__Problem__
From the entries below, copy every line holding the word "padang".

__Information shown__
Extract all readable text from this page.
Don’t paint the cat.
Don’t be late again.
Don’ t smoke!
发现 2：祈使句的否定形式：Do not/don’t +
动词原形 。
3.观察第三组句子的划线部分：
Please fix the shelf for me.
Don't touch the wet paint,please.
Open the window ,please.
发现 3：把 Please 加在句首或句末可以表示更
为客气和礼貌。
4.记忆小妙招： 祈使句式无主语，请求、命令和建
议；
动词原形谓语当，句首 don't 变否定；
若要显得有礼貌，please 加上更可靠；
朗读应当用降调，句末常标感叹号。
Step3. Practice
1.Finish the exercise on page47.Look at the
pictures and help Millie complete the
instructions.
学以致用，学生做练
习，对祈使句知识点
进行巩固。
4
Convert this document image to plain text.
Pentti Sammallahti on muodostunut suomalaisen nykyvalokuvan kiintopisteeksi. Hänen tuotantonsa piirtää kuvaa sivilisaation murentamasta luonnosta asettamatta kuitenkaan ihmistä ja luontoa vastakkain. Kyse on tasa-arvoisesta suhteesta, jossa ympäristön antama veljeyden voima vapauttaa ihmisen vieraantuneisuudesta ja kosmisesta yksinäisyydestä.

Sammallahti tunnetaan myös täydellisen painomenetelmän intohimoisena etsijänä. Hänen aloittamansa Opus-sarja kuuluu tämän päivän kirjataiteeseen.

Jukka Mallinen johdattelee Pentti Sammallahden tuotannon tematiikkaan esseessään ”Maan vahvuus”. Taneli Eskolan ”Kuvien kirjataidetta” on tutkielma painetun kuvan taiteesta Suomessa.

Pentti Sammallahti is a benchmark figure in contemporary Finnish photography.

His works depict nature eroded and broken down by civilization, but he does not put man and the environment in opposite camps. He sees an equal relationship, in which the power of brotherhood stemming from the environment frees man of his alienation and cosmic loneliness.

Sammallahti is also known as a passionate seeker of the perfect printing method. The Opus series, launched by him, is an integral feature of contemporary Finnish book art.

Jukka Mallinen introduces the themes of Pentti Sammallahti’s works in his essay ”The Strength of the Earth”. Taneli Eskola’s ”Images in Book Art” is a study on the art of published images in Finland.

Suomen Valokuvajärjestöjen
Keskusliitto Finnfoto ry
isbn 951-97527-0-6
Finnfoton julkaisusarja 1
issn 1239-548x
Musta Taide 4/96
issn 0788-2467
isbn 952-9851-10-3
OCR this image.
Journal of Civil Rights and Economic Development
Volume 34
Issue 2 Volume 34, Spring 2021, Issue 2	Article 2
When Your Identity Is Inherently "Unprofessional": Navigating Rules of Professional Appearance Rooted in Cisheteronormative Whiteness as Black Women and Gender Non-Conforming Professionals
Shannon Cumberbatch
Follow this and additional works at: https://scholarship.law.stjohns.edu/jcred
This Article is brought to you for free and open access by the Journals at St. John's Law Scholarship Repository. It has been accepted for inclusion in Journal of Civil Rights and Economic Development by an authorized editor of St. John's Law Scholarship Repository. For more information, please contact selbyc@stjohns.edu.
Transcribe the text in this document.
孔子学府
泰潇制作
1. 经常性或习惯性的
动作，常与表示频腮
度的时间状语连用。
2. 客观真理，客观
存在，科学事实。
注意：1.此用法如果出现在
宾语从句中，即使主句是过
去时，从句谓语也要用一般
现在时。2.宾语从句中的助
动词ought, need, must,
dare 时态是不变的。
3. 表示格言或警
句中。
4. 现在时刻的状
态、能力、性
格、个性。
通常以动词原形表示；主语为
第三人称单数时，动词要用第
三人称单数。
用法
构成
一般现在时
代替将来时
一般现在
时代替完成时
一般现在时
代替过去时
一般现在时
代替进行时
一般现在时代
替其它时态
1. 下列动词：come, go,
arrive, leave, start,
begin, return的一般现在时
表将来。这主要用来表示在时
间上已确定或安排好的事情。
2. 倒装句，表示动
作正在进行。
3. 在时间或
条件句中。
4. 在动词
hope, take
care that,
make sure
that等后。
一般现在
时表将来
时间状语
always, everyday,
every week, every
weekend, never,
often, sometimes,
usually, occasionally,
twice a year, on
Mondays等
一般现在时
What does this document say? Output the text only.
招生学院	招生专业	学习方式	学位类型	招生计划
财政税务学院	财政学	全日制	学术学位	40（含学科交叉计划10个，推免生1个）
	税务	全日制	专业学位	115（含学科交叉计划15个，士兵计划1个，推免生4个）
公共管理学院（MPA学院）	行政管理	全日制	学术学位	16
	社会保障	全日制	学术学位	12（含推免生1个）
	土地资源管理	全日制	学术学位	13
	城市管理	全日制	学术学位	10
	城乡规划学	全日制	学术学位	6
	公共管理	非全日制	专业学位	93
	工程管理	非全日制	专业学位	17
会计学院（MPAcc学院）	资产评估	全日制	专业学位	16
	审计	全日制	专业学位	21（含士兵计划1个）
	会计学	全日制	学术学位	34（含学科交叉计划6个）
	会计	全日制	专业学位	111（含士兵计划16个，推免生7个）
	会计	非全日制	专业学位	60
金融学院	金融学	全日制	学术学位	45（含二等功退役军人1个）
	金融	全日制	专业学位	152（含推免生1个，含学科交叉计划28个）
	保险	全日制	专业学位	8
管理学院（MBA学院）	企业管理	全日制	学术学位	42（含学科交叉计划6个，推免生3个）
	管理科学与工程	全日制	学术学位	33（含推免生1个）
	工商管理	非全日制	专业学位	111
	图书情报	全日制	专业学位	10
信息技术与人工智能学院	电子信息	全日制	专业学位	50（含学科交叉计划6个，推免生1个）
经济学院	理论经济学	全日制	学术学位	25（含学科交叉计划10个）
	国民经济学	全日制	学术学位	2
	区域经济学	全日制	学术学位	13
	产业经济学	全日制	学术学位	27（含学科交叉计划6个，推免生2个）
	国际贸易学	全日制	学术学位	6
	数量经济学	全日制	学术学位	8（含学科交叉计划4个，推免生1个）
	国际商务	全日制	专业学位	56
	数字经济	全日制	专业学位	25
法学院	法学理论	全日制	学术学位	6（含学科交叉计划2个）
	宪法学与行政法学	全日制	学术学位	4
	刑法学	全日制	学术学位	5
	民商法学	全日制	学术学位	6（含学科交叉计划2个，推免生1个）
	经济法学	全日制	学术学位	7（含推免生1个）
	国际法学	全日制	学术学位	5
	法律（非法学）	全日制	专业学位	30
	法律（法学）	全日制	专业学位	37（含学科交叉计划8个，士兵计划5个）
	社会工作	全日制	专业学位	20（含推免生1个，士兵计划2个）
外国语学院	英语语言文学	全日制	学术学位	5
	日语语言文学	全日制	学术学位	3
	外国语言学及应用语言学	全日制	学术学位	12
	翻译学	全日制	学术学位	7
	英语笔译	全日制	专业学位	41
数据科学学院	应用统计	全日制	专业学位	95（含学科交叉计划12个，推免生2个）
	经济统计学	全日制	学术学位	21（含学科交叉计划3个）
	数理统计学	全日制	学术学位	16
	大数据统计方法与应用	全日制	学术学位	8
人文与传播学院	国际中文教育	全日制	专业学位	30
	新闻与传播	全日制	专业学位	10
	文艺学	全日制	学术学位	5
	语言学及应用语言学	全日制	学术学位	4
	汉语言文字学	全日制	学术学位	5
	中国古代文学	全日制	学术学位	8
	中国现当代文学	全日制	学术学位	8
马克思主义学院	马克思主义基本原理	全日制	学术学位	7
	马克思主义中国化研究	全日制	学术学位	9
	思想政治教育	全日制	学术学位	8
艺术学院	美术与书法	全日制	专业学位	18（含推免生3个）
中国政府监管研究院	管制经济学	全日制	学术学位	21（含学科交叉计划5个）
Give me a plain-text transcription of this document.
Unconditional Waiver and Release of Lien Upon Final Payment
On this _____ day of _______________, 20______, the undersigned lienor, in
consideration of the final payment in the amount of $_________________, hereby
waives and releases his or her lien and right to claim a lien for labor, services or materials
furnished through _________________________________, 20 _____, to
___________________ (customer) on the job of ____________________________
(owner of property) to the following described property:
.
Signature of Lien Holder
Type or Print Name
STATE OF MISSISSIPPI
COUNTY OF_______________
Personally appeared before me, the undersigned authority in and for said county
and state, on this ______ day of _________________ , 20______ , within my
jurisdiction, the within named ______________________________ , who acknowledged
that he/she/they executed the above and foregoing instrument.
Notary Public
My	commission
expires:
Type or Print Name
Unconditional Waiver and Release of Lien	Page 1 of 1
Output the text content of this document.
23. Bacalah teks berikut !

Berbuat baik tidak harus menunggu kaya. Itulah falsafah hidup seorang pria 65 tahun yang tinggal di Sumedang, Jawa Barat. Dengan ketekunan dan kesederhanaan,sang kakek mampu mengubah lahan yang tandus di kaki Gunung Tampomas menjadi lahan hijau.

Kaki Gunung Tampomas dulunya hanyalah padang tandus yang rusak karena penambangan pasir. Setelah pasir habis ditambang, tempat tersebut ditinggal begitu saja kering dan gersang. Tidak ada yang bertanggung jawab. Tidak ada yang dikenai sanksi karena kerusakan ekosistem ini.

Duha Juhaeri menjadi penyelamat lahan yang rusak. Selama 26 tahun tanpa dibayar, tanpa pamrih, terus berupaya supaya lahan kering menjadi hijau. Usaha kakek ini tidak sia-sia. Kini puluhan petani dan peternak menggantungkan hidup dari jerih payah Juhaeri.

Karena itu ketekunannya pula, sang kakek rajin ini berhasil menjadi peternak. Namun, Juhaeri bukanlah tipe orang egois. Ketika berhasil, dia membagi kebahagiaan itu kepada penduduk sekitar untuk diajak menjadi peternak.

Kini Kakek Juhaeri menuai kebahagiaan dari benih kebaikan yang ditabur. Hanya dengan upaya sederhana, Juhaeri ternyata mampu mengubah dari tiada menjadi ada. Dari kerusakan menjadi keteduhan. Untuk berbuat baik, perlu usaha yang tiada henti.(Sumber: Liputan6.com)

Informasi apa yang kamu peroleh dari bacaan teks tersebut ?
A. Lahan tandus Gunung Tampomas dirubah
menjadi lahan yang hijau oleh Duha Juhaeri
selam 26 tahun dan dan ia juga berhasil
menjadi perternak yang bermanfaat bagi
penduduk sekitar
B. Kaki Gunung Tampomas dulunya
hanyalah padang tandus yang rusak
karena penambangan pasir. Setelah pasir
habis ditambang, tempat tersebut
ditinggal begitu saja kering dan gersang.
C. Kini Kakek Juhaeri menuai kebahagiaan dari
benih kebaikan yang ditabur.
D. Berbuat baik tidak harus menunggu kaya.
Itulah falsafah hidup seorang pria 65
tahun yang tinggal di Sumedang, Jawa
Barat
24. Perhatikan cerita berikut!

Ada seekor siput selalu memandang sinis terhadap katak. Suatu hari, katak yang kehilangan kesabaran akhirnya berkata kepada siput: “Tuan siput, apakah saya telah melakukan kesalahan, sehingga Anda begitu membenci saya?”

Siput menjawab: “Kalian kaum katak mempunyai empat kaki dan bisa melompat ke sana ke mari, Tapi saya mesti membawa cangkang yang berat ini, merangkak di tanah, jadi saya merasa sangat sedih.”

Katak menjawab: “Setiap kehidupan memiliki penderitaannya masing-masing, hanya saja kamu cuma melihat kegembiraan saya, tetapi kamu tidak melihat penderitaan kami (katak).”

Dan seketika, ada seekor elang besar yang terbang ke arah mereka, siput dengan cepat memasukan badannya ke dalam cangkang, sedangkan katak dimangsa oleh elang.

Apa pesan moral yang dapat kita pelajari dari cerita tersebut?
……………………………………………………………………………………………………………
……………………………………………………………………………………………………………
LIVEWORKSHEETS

__Output for this task__
Kaki Gunung Tampomas dulunya hanyalah padang tandus yang rusak karena penambangan pasir. Setelah pasir habis ditambang, tempat tersebut ditinggal begitu saja kering dan gersang. Tidak ada yang bertanggung jawab. Tidak ada yang dikenai sanksi karena kerusakan ekosistem ini.
hanyalah padang tandus yang rusak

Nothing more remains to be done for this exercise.